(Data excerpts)
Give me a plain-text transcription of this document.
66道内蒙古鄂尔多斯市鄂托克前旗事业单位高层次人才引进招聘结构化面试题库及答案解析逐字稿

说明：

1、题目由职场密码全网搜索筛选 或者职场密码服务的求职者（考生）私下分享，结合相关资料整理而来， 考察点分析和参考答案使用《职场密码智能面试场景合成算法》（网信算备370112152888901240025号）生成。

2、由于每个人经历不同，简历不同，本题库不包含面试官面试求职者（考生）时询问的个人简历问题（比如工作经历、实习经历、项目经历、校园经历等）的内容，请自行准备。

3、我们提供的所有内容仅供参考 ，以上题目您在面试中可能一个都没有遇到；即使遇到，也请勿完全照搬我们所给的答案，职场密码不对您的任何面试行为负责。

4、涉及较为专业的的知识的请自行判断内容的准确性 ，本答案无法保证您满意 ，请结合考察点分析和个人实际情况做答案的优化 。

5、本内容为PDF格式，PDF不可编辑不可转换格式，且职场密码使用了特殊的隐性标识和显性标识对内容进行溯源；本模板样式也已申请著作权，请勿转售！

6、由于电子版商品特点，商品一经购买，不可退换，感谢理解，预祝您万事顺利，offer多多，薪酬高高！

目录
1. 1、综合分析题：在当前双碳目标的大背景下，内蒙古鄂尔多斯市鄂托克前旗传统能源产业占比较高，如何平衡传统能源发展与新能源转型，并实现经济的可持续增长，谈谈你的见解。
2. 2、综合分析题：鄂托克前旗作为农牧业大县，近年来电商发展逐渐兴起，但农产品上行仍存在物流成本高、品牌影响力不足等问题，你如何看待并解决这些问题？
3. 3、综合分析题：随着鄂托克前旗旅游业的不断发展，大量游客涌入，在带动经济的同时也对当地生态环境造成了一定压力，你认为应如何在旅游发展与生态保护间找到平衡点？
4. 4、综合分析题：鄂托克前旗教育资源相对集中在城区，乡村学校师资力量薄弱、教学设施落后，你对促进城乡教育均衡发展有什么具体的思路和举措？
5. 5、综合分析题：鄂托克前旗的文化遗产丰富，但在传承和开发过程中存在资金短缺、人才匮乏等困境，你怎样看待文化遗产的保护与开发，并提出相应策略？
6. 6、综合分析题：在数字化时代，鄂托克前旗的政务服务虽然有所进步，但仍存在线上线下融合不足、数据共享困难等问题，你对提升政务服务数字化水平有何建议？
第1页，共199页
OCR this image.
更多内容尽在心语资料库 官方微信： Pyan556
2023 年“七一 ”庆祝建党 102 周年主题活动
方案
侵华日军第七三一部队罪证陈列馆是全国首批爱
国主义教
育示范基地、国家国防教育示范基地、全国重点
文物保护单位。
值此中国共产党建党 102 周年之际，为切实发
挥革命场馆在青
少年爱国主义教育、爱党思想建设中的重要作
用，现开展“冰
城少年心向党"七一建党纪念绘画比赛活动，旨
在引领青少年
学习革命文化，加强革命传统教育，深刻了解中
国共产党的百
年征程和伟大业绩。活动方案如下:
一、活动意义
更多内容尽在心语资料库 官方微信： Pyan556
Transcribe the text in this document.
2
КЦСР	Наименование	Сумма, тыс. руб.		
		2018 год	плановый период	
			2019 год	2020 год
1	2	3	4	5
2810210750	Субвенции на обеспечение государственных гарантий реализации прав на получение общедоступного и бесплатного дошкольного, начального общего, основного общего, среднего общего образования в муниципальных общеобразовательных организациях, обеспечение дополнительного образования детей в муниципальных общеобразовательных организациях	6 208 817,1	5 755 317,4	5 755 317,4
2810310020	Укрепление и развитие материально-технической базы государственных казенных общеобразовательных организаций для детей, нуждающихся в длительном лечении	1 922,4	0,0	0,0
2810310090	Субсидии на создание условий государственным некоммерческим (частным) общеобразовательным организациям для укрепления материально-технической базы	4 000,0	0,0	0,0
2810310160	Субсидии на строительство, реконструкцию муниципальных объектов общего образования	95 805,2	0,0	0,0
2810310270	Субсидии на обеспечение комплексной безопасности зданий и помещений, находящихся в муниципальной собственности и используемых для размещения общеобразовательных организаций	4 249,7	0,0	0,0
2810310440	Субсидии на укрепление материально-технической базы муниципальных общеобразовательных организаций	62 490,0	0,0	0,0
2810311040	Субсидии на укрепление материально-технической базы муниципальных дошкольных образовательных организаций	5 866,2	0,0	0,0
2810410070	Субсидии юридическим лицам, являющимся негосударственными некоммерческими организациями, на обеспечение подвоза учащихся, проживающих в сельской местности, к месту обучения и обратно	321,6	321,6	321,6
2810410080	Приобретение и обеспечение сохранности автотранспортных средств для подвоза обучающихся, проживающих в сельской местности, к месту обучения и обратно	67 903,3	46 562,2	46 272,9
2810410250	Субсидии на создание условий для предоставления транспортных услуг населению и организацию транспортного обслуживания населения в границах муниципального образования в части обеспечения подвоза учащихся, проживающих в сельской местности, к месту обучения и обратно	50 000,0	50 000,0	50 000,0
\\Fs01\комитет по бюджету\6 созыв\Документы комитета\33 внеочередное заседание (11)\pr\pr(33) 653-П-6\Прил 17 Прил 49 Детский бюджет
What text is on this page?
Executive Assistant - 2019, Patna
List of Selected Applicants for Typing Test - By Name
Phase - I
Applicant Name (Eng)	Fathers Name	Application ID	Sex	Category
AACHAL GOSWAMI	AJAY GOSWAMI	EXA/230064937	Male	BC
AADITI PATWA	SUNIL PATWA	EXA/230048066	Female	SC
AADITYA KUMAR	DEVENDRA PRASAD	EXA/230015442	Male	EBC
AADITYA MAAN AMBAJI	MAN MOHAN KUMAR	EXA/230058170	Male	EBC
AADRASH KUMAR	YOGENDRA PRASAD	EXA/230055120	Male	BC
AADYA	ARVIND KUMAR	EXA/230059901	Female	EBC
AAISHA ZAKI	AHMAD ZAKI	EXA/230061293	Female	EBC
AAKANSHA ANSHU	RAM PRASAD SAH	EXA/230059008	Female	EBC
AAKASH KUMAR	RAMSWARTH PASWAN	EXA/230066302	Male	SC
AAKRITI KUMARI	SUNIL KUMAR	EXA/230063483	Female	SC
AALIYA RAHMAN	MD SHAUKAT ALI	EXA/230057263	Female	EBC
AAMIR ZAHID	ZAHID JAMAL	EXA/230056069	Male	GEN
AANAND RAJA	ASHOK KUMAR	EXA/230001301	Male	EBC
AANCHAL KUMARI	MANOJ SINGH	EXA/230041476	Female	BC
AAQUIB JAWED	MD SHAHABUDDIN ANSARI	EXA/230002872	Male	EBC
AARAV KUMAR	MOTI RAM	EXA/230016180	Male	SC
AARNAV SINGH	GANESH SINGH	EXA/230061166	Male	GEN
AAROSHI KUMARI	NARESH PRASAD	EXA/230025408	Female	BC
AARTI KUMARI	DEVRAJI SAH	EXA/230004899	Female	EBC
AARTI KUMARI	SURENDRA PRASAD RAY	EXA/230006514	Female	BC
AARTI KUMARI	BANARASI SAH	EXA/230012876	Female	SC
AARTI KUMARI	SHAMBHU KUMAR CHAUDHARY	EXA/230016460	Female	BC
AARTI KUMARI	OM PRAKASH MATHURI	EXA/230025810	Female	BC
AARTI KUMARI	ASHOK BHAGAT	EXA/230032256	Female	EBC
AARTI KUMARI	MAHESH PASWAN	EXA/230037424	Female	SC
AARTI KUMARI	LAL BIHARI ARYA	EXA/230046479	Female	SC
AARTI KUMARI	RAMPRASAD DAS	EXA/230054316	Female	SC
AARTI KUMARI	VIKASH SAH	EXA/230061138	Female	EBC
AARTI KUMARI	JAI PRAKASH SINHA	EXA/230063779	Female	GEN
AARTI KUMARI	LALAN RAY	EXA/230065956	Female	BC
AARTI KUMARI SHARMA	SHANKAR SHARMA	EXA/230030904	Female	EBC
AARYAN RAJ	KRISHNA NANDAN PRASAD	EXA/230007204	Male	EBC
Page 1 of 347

» **WORK REQUIRED**
Determine how many lines in the listing above hold the string "SUNIL", then write only the number.

» **FINAL RESULT**
2